▸ Problem: From the listing below, pull out the lines starting at the one containing "Segment this screenshot: for" and ending at the one containing "- data-point-label: 25%: [1450, 581, 1510, 612]", and copy them word for word. Leave out the pictures.

▸ Dataset content:
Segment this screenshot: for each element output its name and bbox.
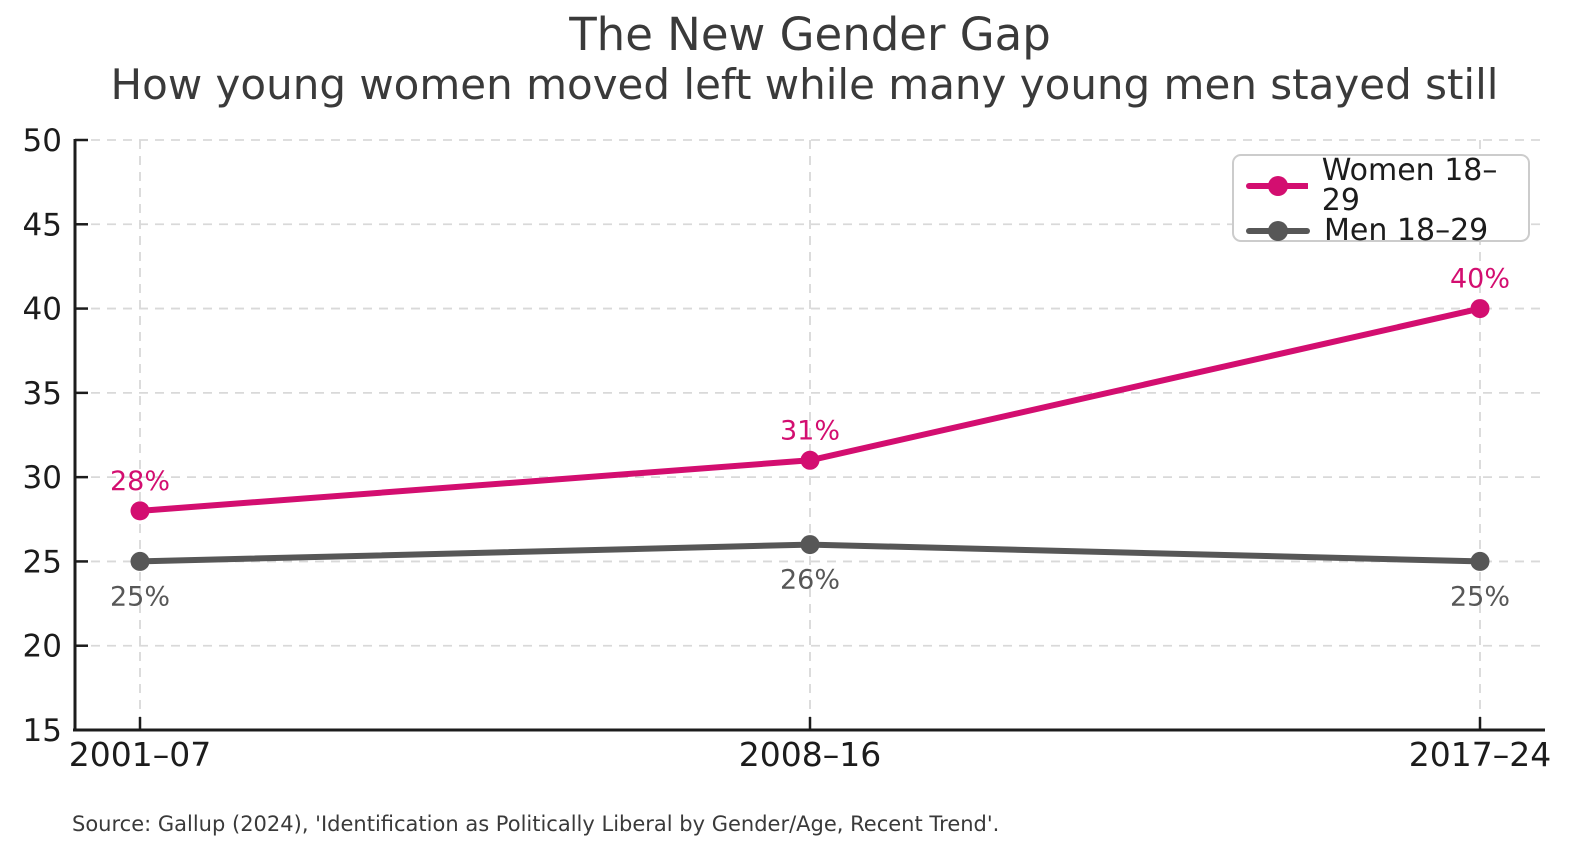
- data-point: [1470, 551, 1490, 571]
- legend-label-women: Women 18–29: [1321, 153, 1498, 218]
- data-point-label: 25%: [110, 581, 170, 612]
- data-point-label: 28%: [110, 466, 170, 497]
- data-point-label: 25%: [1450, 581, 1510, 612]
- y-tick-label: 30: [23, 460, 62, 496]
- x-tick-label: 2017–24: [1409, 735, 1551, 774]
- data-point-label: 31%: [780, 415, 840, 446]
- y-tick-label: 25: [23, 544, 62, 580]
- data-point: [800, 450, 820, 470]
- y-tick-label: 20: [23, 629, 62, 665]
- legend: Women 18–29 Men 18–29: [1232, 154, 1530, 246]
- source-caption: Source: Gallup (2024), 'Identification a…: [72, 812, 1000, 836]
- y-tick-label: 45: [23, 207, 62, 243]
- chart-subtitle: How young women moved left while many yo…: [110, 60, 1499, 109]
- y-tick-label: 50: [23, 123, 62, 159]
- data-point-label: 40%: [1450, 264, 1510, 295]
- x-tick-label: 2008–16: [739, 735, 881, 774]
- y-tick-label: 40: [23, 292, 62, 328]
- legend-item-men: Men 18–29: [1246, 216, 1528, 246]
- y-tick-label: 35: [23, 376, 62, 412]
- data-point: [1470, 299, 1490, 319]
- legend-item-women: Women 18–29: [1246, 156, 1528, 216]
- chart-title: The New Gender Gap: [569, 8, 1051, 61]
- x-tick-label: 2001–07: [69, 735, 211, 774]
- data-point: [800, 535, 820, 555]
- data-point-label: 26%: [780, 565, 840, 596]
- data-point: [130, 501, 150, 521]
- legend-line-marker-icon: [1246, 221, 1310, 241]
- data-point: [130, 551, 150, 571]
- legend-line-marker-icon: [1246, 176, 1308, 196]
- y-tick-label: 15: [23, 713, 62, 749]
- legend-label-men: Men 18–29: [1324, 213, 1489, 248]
...
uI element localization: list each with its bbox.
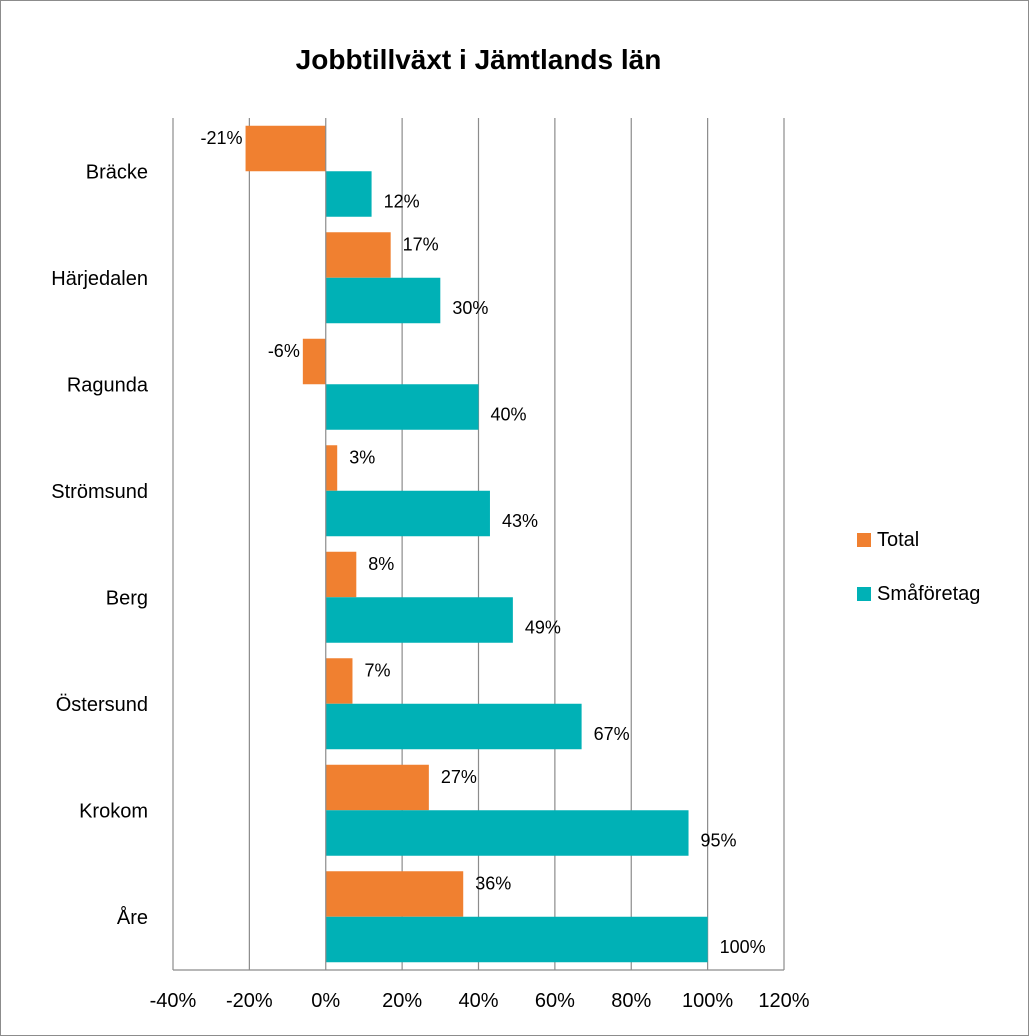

▸ Full solution:
Segment this screenshot: for each element output its name and bbox.
- data-point: [1470, 551, 1490, 571]
- legend-label-women: Women 18–29: [1321, 153, 1498, 218]
- data-point-label: 25%: [110, 581, 170, 612]
- data-point-label: 28%: [110, 466, 170, 497]
- data-point-label: 25%: [1450, 581, 1510, 612]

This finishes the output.